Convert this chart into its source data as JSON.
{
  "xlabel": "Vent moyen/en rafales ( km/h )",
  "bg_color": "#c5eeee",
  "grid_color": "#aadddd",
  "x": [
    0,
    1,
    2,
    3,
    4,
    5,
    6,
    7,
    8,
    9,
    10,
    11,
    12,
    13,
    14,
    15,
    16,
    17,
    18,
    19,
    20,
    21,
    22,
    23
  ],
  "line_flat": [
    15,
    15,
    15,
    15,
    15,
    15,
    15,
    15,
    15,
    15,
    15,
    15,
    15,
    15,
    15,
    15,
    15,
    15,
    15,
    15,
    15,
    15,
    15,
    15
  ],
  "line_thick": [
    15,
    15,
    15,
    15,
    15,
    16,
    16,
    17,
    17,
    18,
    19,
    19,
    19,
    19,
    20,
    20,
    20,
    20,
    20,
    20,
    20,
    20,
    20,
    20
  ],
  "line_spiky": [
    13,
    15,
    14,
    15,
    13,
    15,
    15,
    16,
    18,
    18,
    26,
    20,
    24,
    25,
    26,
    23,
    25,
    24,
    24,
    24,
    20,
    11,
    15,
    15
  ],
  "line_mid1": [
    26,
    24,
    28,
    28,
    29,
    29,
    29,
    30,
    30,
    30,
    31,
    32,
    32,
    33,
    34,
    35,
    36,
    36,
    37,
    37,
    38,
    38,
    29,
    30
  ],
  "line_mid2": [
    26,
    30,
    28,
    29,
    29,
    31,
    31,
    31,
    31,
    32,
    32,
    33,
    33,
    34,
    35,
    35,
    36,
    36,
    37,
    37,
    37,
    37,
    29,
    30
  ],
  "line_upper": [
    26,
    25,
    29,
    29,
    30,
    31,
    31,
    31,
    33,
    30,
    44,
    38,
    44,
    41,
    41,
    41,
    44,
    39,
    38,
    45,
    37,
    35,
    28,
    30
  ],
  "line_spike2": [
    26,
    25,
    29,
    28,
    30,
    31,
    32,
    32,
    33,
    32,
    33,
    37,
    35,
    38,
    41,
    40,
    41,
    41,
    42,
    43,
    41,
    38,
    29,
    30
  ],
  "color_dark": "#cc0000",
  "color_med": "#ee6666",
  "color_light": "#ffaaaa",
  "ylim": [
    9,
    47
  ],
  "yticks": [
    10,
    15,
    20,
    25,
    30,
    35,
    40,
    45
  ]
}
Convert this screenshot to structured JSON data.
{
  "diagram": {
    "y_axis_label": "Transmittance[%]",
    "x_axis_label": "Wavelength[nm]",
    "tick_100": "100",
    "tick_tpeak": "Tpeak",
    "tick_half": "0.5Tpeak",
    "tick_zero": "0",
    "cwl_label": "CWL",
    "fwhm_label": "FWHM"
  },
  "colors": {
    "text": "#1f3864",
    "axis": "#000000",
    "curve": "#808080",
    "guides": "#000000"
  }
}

◆ **THE REQUEST**: Copy exactly the lines from the one containing "Convert this screenshot" through the last line of the records, both included, and nothing else.

◆ **FULL OUTPUT**:
Convert this screenshot to structured JSON data.
{
  "diagram": {
    "y_axis_label": "Transmittance[%]",
    "x_axis_label": "Wavelength[nm]",
    "tick_100": "100",
    "tick_tpeak": "Tpeak",
    "tick_half": "0.5Tpeak",
    "tick_zero": "0",
    "cwl_label": "CWL",
    "fwhm_label": "FWHM"
  },
  "colors": {
    "text": "#1f3864",
    "axis": "#000000",
    "curve": "#808080",
    "guides": "#000000"
  }
}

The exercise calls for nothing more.